— Short problem —
Scan the records below. List lines holding "JSON".

----------

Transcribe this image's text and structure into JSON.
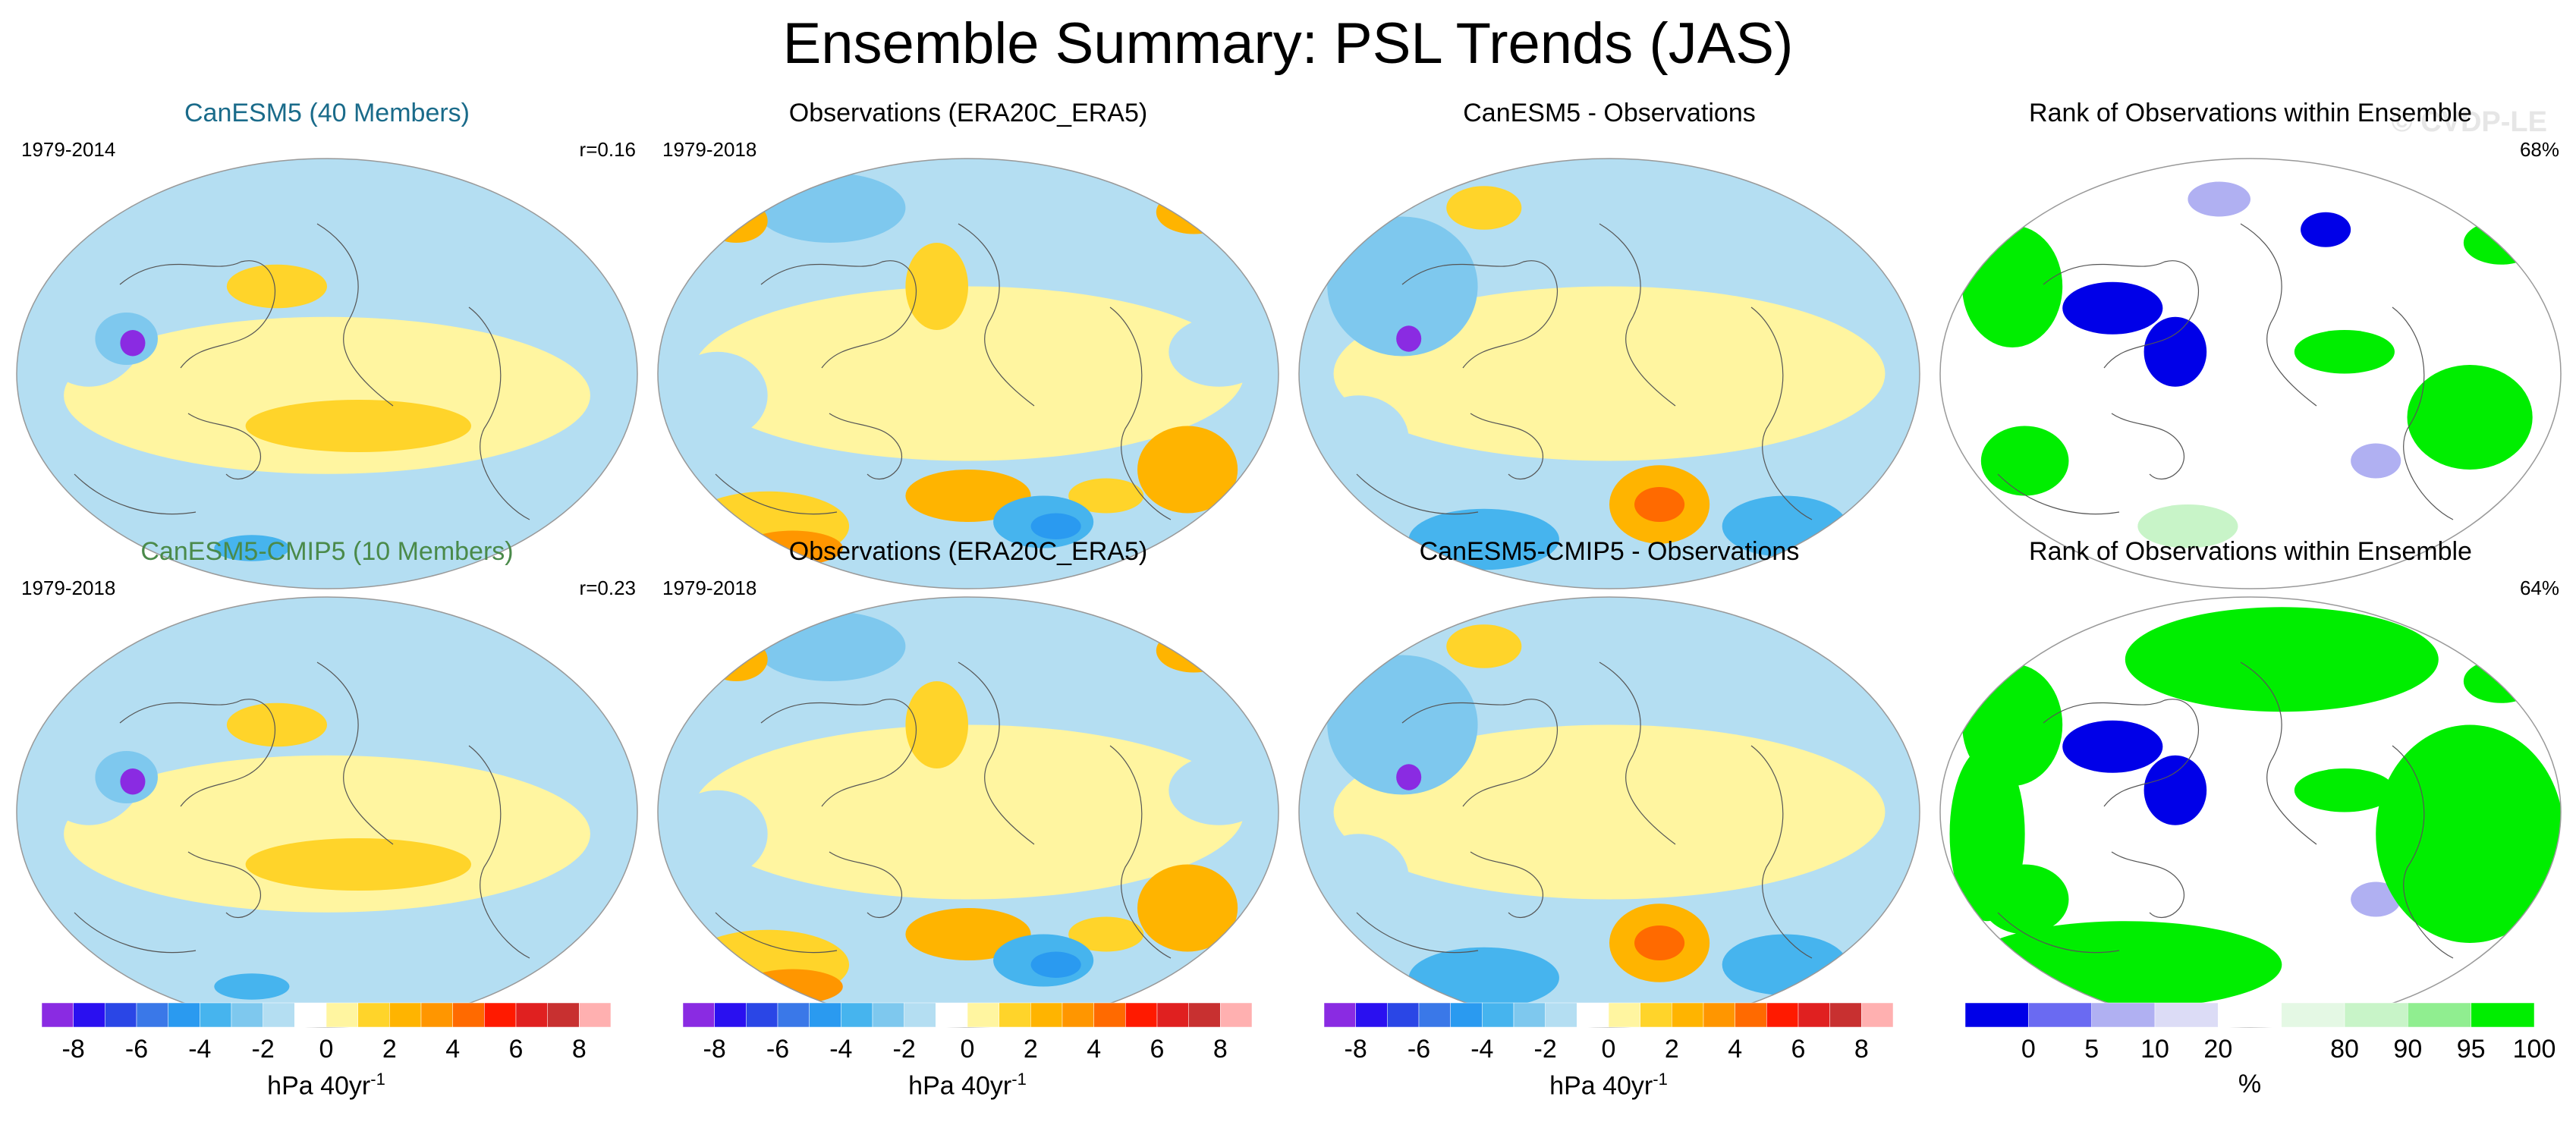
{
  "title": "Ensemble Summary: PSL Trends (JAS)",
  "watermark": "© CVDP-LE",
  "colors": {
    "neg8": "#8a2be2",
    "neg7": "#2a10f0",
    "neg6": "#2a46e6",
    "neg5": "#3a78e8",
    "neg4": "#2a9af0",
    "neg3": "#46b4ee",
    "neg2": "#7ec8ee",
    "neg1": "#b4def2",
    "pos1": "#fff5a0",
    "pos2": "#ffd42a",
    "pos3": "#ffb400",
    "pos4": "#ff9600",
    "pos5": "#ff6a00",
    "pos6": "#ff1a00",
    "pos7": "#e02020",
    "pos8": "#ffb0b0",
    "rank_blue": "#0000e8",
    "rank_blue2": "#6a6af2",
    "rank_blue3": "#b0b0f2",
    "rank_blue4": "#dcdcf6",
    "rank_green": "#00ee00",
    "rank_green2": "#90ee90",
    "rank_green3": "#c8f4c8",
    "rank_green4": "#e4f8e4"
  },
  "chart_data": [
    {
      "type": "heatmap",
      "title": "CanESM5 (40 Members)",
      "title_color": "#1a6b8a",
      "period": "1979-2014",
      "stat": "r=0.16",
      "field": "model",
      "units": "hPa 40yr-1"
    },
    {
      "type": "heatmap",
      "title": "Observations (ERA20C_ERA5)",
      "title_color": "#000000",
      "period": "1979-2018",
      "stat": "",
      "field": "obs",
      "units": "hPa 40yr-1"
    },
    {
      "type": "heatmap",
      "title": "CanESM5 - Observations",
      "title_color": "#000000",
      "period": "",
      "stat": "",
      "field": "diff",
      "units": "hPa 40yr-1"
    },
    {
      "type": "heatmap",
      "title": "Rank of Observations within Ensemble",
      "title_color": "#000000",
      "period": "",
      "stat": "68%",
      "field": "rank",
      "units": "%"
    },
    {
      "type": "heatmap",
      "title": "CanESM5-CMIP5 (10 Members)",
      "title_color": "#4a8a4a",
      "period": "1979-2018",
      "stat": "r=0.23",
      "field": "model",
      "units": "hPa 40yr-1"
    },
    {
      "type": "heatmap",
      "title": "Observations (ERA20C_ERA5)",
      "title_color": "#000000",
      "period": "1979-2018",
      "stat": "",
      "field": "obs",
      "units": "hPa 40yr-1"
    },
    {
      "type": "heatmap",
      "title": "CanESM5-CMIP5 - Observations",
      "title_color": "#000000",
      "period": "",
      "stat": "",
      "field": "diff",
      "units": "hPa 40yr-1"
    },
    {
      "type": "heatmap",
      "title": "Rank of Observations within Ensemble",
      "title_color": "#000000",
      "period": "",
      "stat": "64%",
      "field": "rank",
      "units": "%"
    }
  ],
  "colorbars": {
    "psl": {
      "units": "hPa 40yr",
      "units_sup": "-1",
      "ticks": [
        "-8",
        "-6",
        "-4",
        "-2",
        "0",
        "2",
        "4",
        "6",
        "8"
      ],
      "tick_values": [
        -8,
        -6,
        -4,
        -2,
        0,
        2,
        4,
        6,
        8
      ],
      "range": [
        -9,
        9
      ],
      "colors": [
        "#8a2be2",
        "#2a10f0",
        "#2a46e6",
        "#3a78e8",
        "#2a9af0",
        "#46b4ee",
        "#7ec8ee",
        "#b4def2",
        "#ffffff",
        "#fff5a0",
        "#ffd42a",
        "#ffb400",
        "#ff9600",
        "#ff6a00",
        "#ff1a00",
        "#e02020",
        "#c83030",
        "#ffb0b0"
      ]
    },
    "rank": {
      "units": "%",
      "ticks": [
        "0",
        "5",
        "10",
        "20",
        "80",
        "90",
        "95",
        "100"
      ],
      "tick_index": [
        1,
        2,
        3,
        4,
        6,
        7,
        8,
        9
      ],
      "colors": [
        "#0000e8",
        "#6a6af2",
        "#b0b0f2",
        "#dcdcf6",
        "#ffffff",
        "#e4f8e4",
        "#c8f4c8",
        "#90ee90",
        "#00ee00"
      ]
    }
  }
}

----------

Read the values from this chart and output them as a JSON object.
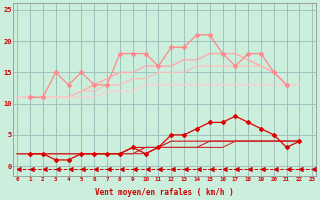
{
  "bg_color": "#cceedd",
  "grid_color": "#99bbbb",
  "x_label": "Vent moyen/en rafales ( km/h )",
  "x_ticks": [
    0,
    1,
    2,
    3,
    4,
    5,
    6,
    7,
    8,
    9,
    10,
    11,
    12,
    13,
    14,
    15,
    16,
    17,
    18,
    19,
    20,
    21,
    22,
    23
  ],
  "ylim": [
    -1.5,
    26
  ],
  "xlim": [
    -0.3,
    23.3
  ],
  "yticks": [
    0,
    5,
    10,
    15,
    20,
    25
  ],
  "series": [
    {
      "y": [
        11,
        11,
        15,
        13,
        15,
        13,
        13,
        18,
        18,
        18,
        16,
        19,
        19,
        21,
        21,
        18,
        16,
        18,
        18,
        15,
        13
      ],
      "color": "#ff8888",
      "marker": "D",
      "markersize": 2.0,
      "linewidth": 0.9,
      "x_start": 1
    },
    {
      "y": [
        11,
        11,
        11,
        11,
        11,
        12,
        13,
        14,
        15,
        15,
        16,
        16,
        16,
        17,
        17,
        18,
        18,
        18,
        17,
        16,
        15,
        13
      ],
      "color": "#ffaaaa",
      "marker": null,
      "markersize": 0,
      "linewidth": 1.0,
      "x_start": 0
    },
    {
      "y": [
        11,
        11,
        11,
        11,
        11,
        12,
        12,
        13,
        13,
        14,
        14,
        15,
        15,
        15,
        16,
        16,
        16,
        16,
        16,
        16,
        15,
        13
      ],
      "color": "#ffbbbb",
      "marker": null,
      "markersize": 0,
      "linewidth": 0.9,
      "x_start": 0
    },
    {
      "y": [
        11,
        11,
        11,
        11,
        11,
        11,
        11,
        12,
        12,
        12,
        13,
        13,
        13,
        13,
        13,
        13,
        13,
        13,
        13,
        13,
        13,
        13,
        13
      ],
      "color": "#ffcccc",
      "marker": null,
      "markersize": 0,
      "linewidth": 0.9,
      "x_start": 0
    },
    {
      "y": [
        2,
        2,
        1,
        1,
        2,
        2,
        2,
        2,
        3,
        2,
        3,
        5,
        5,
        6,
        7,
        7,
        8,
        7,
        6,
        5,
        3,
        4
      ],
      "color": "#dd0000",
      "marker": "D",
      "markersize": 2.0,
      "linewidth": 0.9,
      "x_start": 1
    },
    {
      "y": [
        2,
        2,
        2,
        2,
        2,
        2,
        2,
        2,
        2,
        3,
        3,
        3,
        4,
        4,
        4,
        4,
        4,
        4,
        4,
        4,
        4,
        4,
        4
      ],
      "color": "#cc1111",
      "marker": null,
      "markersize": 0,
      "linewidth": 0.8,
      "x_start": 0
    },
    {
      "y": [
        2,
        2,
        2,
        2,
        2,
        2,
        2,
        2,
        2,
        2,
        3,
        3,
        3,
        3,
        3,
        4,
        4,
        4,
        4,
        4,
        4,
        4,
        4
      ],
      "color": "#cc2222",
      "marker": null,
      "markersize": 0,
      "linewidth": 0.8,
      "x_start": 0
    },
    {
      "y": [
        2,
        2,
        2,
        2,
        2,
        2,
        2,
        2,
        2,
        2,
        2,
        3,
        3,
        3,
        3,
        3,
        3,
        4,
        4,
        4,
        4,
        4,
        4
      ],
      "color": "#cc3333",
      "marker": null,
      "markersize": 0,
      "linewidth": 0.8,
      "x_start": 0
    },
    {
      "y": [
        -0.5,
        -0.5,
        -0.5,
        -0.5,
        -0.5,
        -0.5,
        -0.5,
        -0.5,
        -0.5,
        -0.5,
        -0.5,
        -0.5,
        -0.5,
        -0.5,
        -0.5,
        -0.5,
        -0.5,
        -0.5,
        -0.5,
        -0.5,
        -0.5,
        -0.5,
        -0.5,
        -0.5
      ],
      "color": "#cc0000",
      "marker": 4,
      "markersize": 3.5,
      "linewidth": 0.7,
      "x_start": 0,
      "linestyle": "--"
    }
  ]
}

----------

— Written answer —
Transcribe this image's text and structure into JSON.
Read the values from this chart and output them as a JSON object.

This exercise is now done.